Exercise directions | Format as a numbered list the part of the records that opens with the line containing "message-sender: support: [7, 322, 56, 336]" and closes with the line containing "message-text: How may", both ends included. Skip blank lines and include no other lines.

Exercise data |
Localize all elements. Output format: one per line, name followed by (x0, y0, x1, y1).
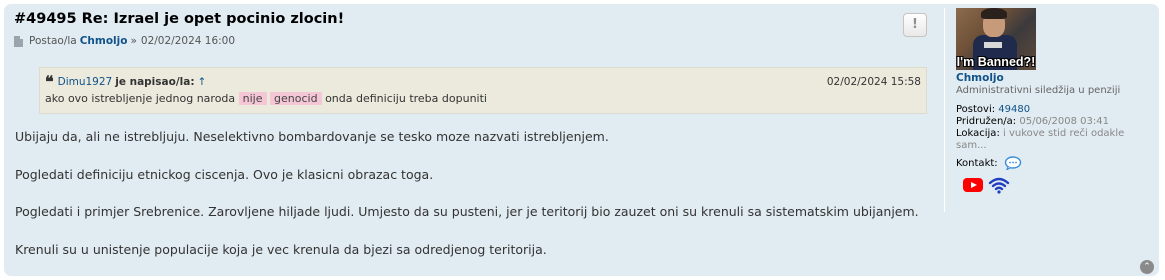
avatar-hair (981, 8, 1007, 19)
quote-text-after: onda definiciju treba dopuniti (325, 92, 487, 105)
avatar-shirt-print (984, 42, 1002, 48)
chat-bubble-icon[interactable] (1004, 156, 1022, 170)
profile-joined-label: Pridružen/a: (956, 116, 1017, 127)
post-profile: I'm Banned?! Chmoljo Administrativni sil… (944, 8, 1156, 212)
wifi-icon[interactable] (988, 176, 1010, 194)
avatar-caption: I'm Banned?! (956, 55, 1036, 69)
author-prefix: Postao/la (29, 35, 77, 47)
post-body: #49495 Re: Izrael je opet pocinio zlocin… (14, 9, 934, 48)
report-button[interactable]: ! (903, 13, 927, 37)
author-separator: » (130, 35, 137, 47)
quote-source-arrow-icon[interactable]: ↑ (198, 76, 207, 88)
profile-posts-row: Postovi: 49480 (956, 104, 1156, 116)
post-content: Ubijaju da, ali ne istrebljuju. Neselekt… (15, 128, 925, 278)
quote-highlight-2: genocid (270, 92, 322, 105)
quote-wrote-label: je napisao/la: (115, 75, 195, 88)
quote-username-link[interactable]: Dimu1927 (58, 76, 113, 88)
profile-stats: Postovi: 49480 Pridružen/a: 05/06/2008 0… (956, 104, 1156, 152)
profile-contact-row: Kontakt: (956, 156, 1156, 170)
post-title[interactable]: #49495 Re: Izrael je opet pocinio zlocin… (14, 10, 934, 28)
author-username-link[interactable]: Chmoljo (80, 35, 128, 47)
content-paragraph: Pogledati definiciju etnickog ciscenja. … (15, 166, 434, 182)
profile-posts-link[interactable]: 49480 (998, 104, 1030, 115)
back-to-top-icon[interactable]: ⌃ (1140, 260, 1154, 274)
quote-highlight-1: nije (238, 92, 267, 105)
quote-header: ❝ Dimu1927 je napisao/la: ↑ 02/02/2024 1… (45, 73, 921, 90)
content-paragraph: Ubijaju da, ali ne istrebljuju. Neselekt… (15, 129, 609, 144)
profile-contact-label: Kontakt: (956, 157, 998, 169)
profile-location-label: Lokacija: (956, 128, 1000, 139)
youtube-icon[interactable] (962, 176, 984, 194)
profile-username-link[interactable]: Chmoljo (956, 72, 1156, 84)
content-paragraph: Krenuli su u unistenje populacije koja j… (15, 241, 547, 257)
content-paragraph: Pogledati i primjer Srebrenice. Zarovlje… (15, 204, 919, 219)
profile-posts-label: Postovi: (956, 104, 996, 115)
profile-location-row: Lokacija: i vukove stid reči odakle sam.… (956, 128, 1156, 152)
post-document-icon[interactable] (14, 35, 23, 47)
profile-joined-value: 05/06/2008 03:41 (1019, 116, 1109, 127)
quote-date: 02/02/2024 15:58 (826, 75, 921, 88)
profile-rank: Administrativni siledžija u penziji (956, 85, 1121, 96)
quote-icon: ❝ (45, 71, 54, 91)
quote-block: ❝ Dimu1927 je napisao/la: ↑ 02/02/2024 1… (39, 67, 927, 114)
post-date: 02/02/2024 16:00 (140, 35, 236, 47)
post-container: #49495 Re: Izrael je opet pocinio zlocin… (4, 4, 1159, 276)
quote-text: ako ovo istrebljenje jednog naroda nije … (45, 90, 921, 108)
profile-social-icons (956, 176, 1156, 194)
quote-text-before: ako ovo istrebljenje jednog naroda (45, 92, 236, 105)
avatar[interactable]: I'm Banned?! (956, 8, 1036, 70)
profile-joined-row: Pridružen/a: 05/06/2008 03:41 (956, 116, 1156, 128)
post-author-line: Postao/la Chmoljo » 02/02/2024 16:00 (14, 34, 934, 48)
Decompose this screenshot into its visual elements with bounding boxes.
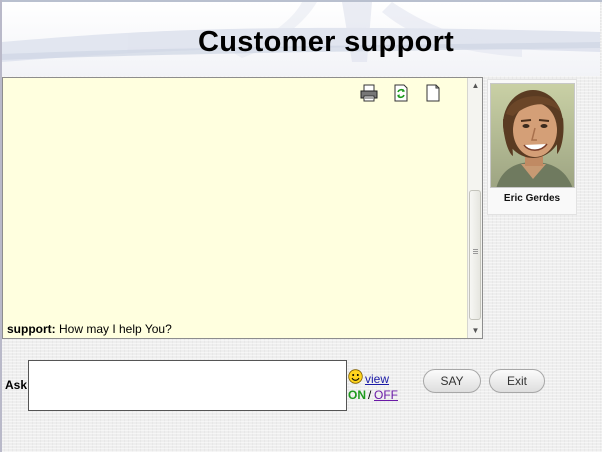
message-sender: support: [7, 322, 56, 336]
exit-button[interactable]: Exit [489, 369, 545, 393]
refresh-icon[interactable] [392, 84, 410, 102]
chat-scrollbar[interactable]: ▲ ▼ [467, 78, 482, 338]
emoticons-off-link[interactable]: OFF [374, 388, 398, 402]
chat-toolbar [360, 84, 442, 102]
scroll-down-arrow-icon[interactable]: ▼ [468, 323, 483, 338]
smiley-icon[interactable] [348, 369, 363, 384]
chat-message: support: How may I help You? [7, 322, 172, 336]
scroll-up-arrow-icon[interactable]: ▲ [468, 78, 483, 93]
ask-label: Ask [5, 378, 28, 392]
scroll-thumb[interactable] [469, 190, 481, 320]
page-title: Customer support [198, 26, 455, 58]
say-button[interactable]: SAY [423, 369, 481, 393]
ask-input[interactable] [28, 360, 347, 411]
blank-page-icon[interactable] [424, 84, 442, 102]
chat-transcript[interactable]: support: How may I help You? ▲ ▼ [2, 77, 483, 339]
emoticons-on-label[interactable]: ON [348, 388, 366, 402]
on-off-separator: / [368, 388, 372, 402]
agent-card: Eric Gerdes [487, 79, 577, 215]
grip-icon [473, 249, 478, 255]
printer-icon[interactable] [360, 84, 378, 102]
agent-name: Eric Gerdes [503, 193, 561, 204]
header-banner: Customer support [2, 2, 600, 76]
agent-photo [490, 83, 575, 188]
view-emoticons-link[interactable]: view [365, 372, 389, 386]
message-text: How may I help You? [59, 322, 172, 336]
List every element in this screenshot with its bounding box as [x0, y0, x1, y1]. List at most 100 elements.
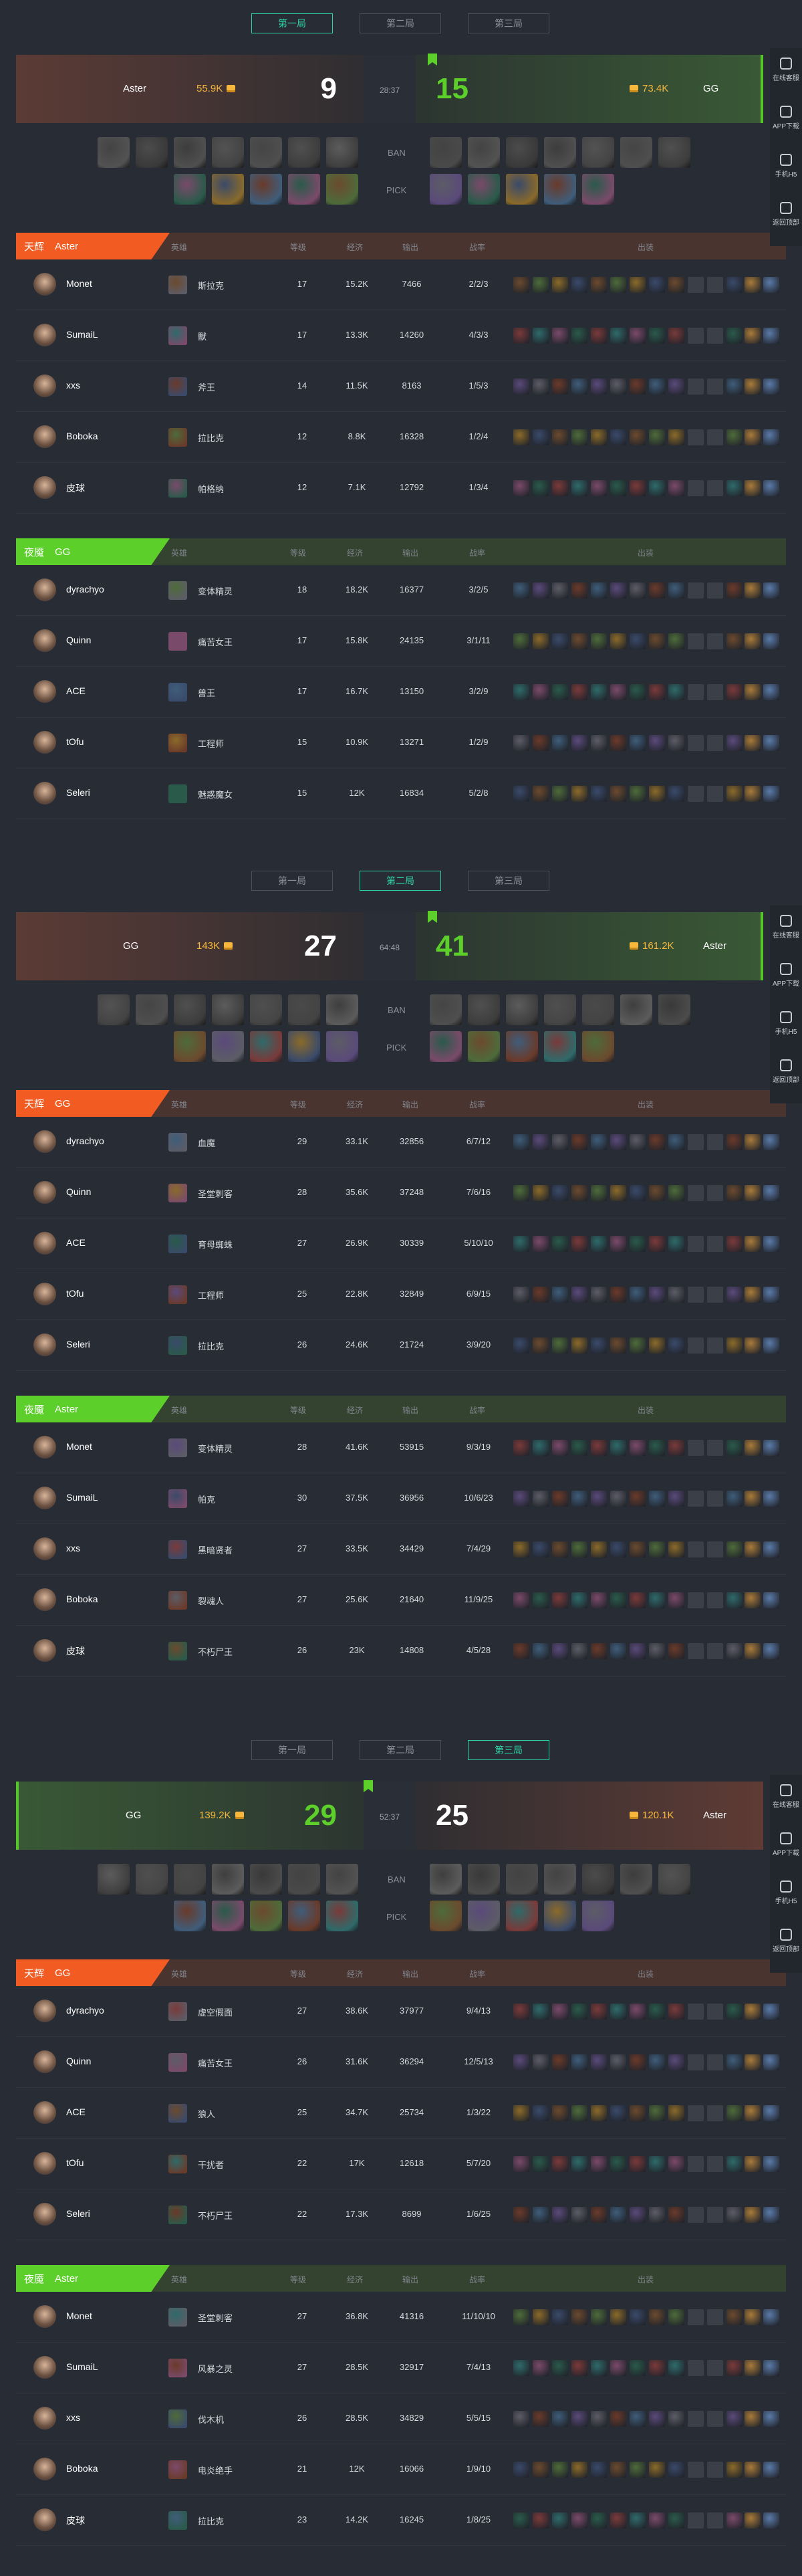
sidebar-item[interactable]: 在线客服 [770, 58, 802, 82]
player-row[interactable]: Seleri 魅惑魔女 15 12K 16834 5/2/8 [16, 768, 786, 819]
player-name[interactable]: 皮球 [66, 1644, 85, 1658]
sidebar-item[interactable]: 返回顶部 [770, 202, 802, 227]
player-name[interactable]: dyrachyo [66, 584, 104, 595]
player-row[interactable]: tOfu 干扰者 22 17K 12618 5/7/20 [16, 2139, 786, 2189]
tab-game-2[interactable]: 第二局 [360, 871, 441, 891]
player-name[interactable]: Boboka [66, 1594, 98, 1604]
player-row[interactable]: Quinn 圣堂刺客 28 35.6K 37248 7/6/16 [16, 1168, 786, 1218]
player-row[interactable]: Boboka 拉比克 12 8.8K 16328 1/2/4 [16, 412, 786, 463]
player-name[interactable]: ACE [66, 685, 86, 696]
player-name[interactable]: xxs [66, 2412, 80, 2423]
player-name[interactable]: tOfu [66, 1288, 84, 1299]
player-row[interactable]: Boboka 电炎绝手 21 12K 16066 1/9/10 [16, 2444, 786, 2495]
neutral-item-icon [745, 2105, 761, 2121]
player-name[interactable]: Monet [66, 1441, 92, 1452]
tab-game-1[interactable]: 第一局 [251, 13, 333, 33]
sidebar-item[interactable]: 手机H5 [770, 154, 802, 179]
player-name[interactable]: SumaiL [66, 329, 98, 340]
player-name[interactable]: Seleri [66, 1339, 90, 1350]
player-row[interactable]: 皮球 帕格纳 12 7.1K 12792 1/3/4 [16, 463, 786, 514]
player-name[interactable]: Boboka [66, 431, 98, 441]
player-row[interactable]: Seleri 不朽尸王 22 17.3K 8699 1/6/25 [16, 2189, 786, 2240]
player-name[interactable]: Quinn [66, 2056, 91, 2066]
item-icon [668, 2411, 684, 2427]
player-name[interactable]: xxs [66, 1543, 80, 1553]
player-row[interactable]: SumaiL 风暴之灵 27 28.5K 32917 7/4/13 [16, 2343, 786, 2393]
player-row[interactable]: tOfu 工程师 25 22.8K 32849 6/9/15 [16, 1269, 786, 1320]
player-name[interactable]: xxs [66, 380, 80, 391]
col-hero: 英雄 [171, 548, 188, 558]
player-row[interactable]: dyrachyo 虚空假面 27 38.6K 37977 9/4/13 [16, 1986, 786, 2037]
player-row[interactable]: ACE 兽王 17 16.7K 13150 3/2/9 [16, 667, 786, 718]
tab-game-2[interactable]: 第二局 [360, 13, 441, 33]
player-name[interactable]: Seleri [66, 2208, 90, 2219]
tab-game-3[interactable]: 第三局 [468, 1740, 549, 1760]
sidebar-item[interactable]: 返回顶部 [770, 1059, 802, 1084]
player-row[interactable]: xxs 斧王 14 11.5K 8163 1/5/3 [16, 361, 786, 412]
sidebar-item[interactable]: 返回顶部 [770, 1929, 802, 1953]
player-row[interactable]: ACE 狼人 25 34.7K 25734 1/3/22 [16, 2088, 786, 2139]
hero-name: 工程师 [198, 739, 225, 749]
sidebar-item[interactable]: 在线客服 [770, 915, 802, 940]
player-name[interactable]: dyrachyo [66, 1136, 104, 1146]
player-name[interactable]: SumaiL [66, 2361, 98, 2372]
tab-game-3[interactable]: 第三局 [468, 871, 549, 891]
player-row[interactable]: 皮球 拉比克 23 14.2K 16245 1/8/25 [16, 2495, 786, 2546]
player-row[interactable]: Seleri 拉比克 26 24.6K 21724 3/9/20 [16, 1320, 786, 1371]
player-name[interactable]: dyrachyo [66, 2005, 104, 2016]
player-row[interactable]: SumaiL 帕克 30 37.5K 36956 10/6/23 [16, 1473, 786, 1524]
item-icon [630, 2462, 646, 2478]
item-icon [688, 735, 704, 751]
player-name[interactable]: Seleri [66, 787, 90, 798]
ban-hero-right [430, 994, 462, 1025]
player-name[interactable]: Quinn [66, 635, 91, 645]
player-name[interactable]: Boboka [66, 2463, 98, 2474]
player-row[interactable]: xxs 伐木机 26 28.5K 34829 5/5/15 [16, 2393, 786, 2444]
player-row[interactable]: Monet 斯拉克 17 15.2K 7466 2/2/3 [16, 259, 786, 310]
player-row[interactable]: Boboka 裂魂人 27 25.6K 21640 11/9/25 [16, 1575, 786, 1626]
player-name[interactable]: SumaiL [66, 1492, 98, 1503]
item-icon [726, 277, 743, 293]
player-row[interactable]: Quinn 痛苦女王 17 15.8K 24135 3/1/11 [16, 616, 786, 667]
player-name[interactable]: ACE [66, 2107, 86, 2117]
player-name[interactable]: tOfu [66, 2157, 84, 2168]
tab-game-2[interactable]: 第二局 [360, 1740, 441, 1760]
player-row[interactable]: Monet 圣堂刺客 27 36.8K 41316 11/10/10 [16, 2292, 786, 2343]
player-name[interactable]: Monet [66, 2311, 92, 2321]
coin-icon [227, 85, 236, 92]
sidebar-item[interactable]: 在线客服 [770, 1784, 802, 1809]
sidebar-item[interactable]: 手机H5 [770, 1881, 802, 1905]
player-gold: 13.3K [346, 330, 368, 340]
sidebar-item[interactable]: APP下载 [770, 1832, 802, 1857]
tab-game-1[interactable]: 第一局 [251, 1740, 333, 1760]
sidebar-item[interactable]: APP下载 [770, 106, 802, 130]
neutral-item-icon [763, 2309, 779, 2325]
item-icon [688, 2360, 704, 2376]
player-row[interactable]: tOfu 工程师 15 10.9K 13271 1/2/9 [16, 718, 786, 768]
neutral-item-icon [763, 1185, 779, 1201]
player-row[interactable]: dyrachyo 血魔 29 33.1K 32856 6/7/12 [16, 1117, 786, 1168]
player-row[interactable]: Quinn 痛苦女王 26 31.6K 36294 12/5/13 [16, 2037, 786, 2088]
player-row[interactable]: dyrachyo 变体精灵 18 18.2K 16377 3/2/5 [16, 565, 786, 616]
player-row[interactable]: ACE 育母蜘蛛 27 26.9K 30339 5/10/10 [16, 1218, 786, 1269]
player-name[interactable]: 皮球 [66, 481, 85, 495]
neutral-item-icon [763, 582, 779, 599]
sidebar-item[interactable]: APP下载 [770, 963, 802, 988]
player-name[interactable]: Quinn [66, 1186, 91, 1197]
avatar [33, 324, 56, 346]
item-icon [552, 2411, 568, 2427]
right-team-name: Aster [703, 940, 727, 952]
player-row[interactable]: Monet 变体精灵 28 41.6K 53915 9/3/19 [16, 1422, 786, 1473]
player-row[interactable]: 皮球 不朽尸王 26 23K 14808 4/5/28 [16, 1626, 786, 1677]
player-name[interactable]: 皮球 [66, 2514, 85, 2527]
pick-hero-left [288, 1031, 320, 1062]
tab-game-1[interactable]: 第一局 [251, 871, 333, 891]
player-row[interactable]: xxs 黑暗贤者 27 33.5K 34429 7/4/29 [16, 1524, 786, 1575]
player-row[interactable]: SumaiL 獸 17 13.3K 14260 4/3/3 [16, 310, 786, 361]
player-gold: 36.8K [346, 2311, 368, 2321]
tab-game-3[interactable]: 第三局 [468, 13, 549, 33]
sidebar-item[interactable]: 手机H5 [770, 1011, 802, 1036]
player-name[interactable]: Monet [66, 278, 92, 289]
player-name[interactable]: tOfu [66, 736, 84, 747]
player-name[interactable]: ACE [66, 1237, 86, 1248]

Result below |
1. message-sender: support: [7, 322, 56, 336]
2. exit-button[interactable]: Exit [489, 369, 545, 393]
3. refresh-icon[interactable] [392, 84, 410, 102]
4. chat-scrollbar[interactable]: ▲ ▼ [467, 78, 482, 338]
5. emoticons-off-link[interactable]: OFF [374, 388, 398, 402]
6. chat-toolbar [360, 84, 442, 102]
7. scroll-down-arrow-icon[interactable]: ▼ [468, 323, 483, 338]
8. smiley-icon[interactable] [348, 369, 363, 384]
9. chat-message: support: How may I help You? [7, 322, 172, 336]
10. scroll-up-arrow-icon[interactable]: ▲ [468, 78, 483, 93]
11. ask-label: Ask [5, 378, 28, 392]
12. scroll-thumb[interactable] [469, 190, 481, 320]
13. page-title: Customer support [198, 26, 455, 58]
14. say-button[interactable]: SAY [423, 369, 481, 393]
15. ask-input[interactable] [28, 360, 347, 411]
16. blank-page-icon[interactable] [424, 84, 442, 102]
17. chat-transcript[interactable]: support: How may I help You? ▲ ▼ [2, 77, 483, 339]
18. emoticons-on-label[interactable]: ON [348, 388, 366, 402]
19. on-off-separator: / [368, 388, 372, 402]
20. agent-card: Eric Gerdes [487, 79, 577, 215]
21. grip-icon [473, 249, 478, 255]
22. printer-icon[interactable] [360, 84, 378, 102]
23. agent-name: Eric Gerdes [503, 193, 561, 204]
24. header-banner: Customer support [2, 2, 600, 76]
25. agent-photo [490, 83, 575, 188]
26. view-emoticons-link[interactable]: view [365, 372, 389, 386]
27. message-text: How may I help You? [59, 322, 172, 336]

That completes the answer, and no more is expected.